** Start **

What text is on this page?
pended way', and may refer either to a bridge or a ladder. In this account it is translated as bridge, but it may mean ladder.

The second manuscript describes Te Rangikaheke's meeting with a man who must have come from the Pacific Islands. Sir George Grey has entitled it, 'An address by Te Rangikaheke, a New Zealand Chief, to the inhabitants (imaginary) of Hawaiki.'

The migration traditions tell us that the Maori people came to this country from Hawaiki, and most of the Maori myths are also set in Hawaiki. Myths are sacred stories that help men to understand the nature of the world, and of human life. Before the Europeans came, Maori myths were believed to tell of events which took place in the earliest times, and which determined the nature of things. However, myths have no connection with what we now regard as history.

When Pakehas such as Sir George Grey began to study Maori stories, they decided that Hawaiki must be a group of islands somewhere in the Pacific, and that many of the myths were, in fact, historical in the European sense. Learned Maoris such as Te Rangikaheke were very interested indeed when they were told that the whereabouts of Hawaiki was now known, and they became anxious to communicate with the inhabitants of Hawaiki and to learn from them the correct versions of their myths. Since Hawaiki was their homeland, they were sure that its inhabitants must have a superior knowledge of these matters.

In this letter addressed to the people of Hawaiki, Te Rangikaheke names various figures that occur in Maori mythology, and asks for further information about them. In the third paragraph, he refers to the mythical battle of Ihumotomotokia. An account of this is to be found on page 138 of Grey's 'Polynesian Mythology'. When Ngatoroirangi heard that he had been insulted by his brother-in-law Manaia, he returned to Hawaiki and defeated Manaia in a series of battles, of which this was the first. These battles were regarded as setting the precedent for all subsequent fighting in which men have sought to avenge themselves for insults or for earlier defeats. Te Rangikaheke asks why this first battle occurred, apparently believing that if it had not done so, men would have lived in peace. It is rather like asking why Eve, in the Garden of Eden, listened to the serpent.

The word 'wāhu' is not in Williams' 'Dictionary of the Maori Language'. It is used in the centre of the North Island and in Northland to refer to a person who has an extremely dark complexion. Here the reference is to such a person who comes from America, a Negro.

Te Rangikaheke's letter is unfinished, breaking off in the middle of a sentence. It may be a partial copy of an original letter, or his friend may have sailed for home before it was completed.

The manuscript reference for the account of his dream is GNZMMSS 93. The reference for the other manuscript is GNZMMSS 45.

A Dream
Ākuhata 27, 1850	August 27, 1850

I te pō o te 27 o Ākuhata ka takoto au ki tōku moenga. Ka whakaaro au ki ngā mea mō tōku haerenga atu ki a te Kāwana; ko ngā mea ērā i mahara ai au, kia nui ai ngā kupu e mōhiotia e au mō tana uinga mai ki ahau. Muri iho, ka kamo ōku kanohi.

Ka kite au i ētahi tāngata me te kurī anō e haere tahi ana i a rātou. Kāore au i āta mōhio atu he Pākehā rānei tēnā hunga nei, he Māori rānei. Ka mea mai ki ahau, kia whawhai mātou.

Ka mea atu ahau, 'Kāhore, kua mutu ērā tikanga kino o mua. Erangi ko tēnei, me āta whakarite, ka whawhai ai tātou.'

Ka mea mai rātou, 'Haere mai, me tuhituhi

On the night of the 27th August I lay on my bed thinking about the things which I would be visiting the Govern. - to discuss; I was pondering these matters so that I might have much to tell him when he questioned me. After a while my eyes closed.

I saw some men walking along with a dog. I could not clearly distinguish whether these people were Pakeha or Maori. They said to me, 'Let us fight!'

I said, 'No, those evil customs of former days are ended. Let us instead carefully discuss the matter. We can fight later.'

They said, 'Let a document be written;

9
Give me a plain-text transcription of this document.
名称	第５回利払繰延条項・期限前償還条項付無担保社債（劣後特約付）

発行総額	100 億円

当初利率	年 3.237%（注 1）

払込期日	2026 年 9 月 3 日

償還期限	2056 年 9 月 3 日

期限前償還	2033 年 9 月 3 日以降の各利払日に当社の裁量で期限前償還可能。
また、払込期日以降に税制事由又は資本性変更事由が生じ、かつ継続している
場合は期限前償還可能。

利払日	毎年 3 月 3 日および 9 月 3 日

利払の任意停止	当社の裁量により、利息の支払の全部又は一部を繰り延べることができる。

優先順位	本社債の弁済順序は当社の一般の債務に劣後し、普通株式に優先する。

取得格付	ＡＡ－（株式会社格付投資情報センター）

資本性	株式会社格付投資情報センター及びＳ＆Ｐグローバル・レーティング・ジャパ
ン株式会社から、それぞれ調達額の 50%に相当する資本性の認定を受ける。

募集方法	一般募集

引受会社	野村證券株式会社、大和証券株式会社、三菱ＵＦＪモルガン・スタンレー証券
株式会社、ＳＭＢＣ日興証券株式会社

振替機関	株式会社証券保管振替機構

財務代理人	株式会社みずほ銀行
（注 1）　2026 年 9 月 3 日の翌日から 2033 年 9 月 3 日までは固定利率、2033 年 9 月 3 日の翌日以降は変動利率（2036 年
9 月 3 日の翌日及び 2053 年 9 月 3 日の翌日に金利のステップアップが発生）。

** End **

Word for word, extract all the records.

What text is on this page?
pended way', and may refer either to a bridge or a ladder. In this account it is translated as bridge, but it may mean ladder.

The second manuscript describes Te Rangikaheke's meeting with a man who must have come from the Pacific Islands. Sir George Grey has entitled it, 'An address by Te Rangikaheke, a New Zealand Chief, to the inhabitants (imaginary) of Hawaiki.'

The migration traditions tell us that the Maori people came to this country from Hawaiki, and most of the Maori myths are also set in Hawaiki. Myths are sacred stories that help men to understand the nature of the world, and of human life. Before the Europeans came, Maori myths were believed to tell of events which took place in the earliest times, and which determined the nature of things. However, myths have no connection with what we now regard as history.

When Pakehas such as Sir George Grey began to study Maori stories, they decided that Hawaiki must be a group of islands somewhere in the Pacific, and that many of the myths were, in fact, historical in the European sense. Learned Maoris such as Te Rangikaheke were very interested indeed when they were told that the whereabouts of Hawaiki was now known, and they became anxious to communicate with the inhabitants of Hawaiki and to learn from them the correct versions of their myths. Since Hawaiki was their homeland, they were sure that its inhabitants must have a superior knowledge of these matters.

In this letter addressed to the people of Hawaiki, Te Rangikaheke names various figures that occur in Maori mythology, and asks for further information about them. In the third paragraph, he refers to the mythical battle of Ihumotomotokia. An account of this is to be found on page 138 of Grey's 'Polynesian Mythology'. When Ngatoroirangi heard that he had been insulted by his brother-in-law Manaia, he returned to Hawaiki and defeated Manaia in a series of battles, of which this was the first. These battles were regarded as setting the precedent for all subsequent fighting in which men have sought to avenge themselves for insults or for earlier defeats. Te Rangikaheke asks why this first battle occurred, apparently believing that if it had not done so, men would have lived in peace. It is rather like asking why Eve, in the Garden of Eden, listened to the serpent.

The word 'wāhu' is not in Williams' 'Dictionary of the Maori Language'. It is used in the centre of the North Island and in Northland to refer to a person who has an extremely dark complexion. Here the reference is to such a person who comes from America, a Negro.

Te Rangikaheke's letter is unfinished, breaking off in the middle of a sentence. It may be a partial copy of an original letter, or his friend may have sailed for home before it was completed.

The manuscript reference for the account of his dream is GNZMMSS 93. The reference for the other manuscript is GNZMMSS 45.

A Dream
Ākuhata 27, 1850	August 27, 1850

I te pō o te 27 o Ākuhata ka takoto au ki tōku moenga. Ka whakaaro au ki ngā mea mō tōku haerenga atu ki a te Kāwana; ko ngā mea ērā i mahara ai au, kia nui ai ngā kupu e mōhiotia e au mō tana uinga mai ki ahau. Muri iho, ka kamo ōku kanohi.

Ka kite au i ētahi tāngata me te kurī anō e haere tahi ana i a rātou. Kāore au i āta mōhio atu he Pākehā rānei tēnā hunga nei, he Māori rānei. Ka mea mai ki ahau, kia whawhai mātou.

Ka mea atu ahau, 'Kāhore, kua mutu ērā tikanga kino o mua. Erangi ko tēnei, me āta whakarite, ka whawhai ai tātou.'

Ka mea mai rātou, 'Haere mai, me tuhituhi

On the night of the 27th August I lay on my bed thinking about the things which I would be visiting the Govern. - to discuss; I was pondering these matters so that I might have much to tell him when he questioned me. After a while my eyes closed.

I saw some men walking along with a dog. I could not clearly distinguish whether these people were Pakeha or Maori. They said to me, 'Let us fight!'

I said, 'No, those evil customs of former days are ended. Let us instead carefully discuss the matter. We can fight later.'

They said, 'Let a document be written;

9
Give me a plain-text transcription of this document.
名称	第５回利払繰延条項・期限前償還条項付無担保社債（劣後特約付）

発行総額	100 億円

当初利率	年 3.237%（注 1）

払込期日	2026 年 9 月 3 日

償還期限	2056 年 9 月 3 日

期限前償還	2033 年 9 月 3 日以降の各利払日に当社の裁量で期限前償還可能。
また、払込期日以降に税制事由又は資本性変更事由が生じ、かつ継続している
場合は期限前償還可能。

利払日	毎年 3 月 3 日および 9 月 3 日

利払の任意停止	当社の裁量により、利息の支払の全部又は一部を繰り延べることができる。

優先順位	本社債の弁済順序は当社の一般の債務に劣後し、普通株式に優先する。

取得格付	ＡＡ－（株式会社格付投資情報センター）

資本性	株式会社格付投資情報センター及びＳ＆Ｐグローバル・レーティング・ジャパ
ン株式会社から、それぞれ調達額の 50%に相当する資本性の認定を受ける。

募集方法	一般募集

引受会社	野村證券株式会社、大和証券株式会社、三菱ＵＦＪモルガン・スタンレー証券
株式会社、ＳＭＢＣ日興証券株式会社

振替機関	株式会社証券保管振替機構

財務代理人	株式会社みずほ銀行
（注 1）　2026 年 9 月 3 日の翌日から 2033 年 9 月 3 日までは固定利率、2033 年 9 月 3 日の翌日以降は変動利率（2036 年
9 月 3 日の翌日及び 2053 年 9 月 3 日の翌日に金利のステップアップが発生）。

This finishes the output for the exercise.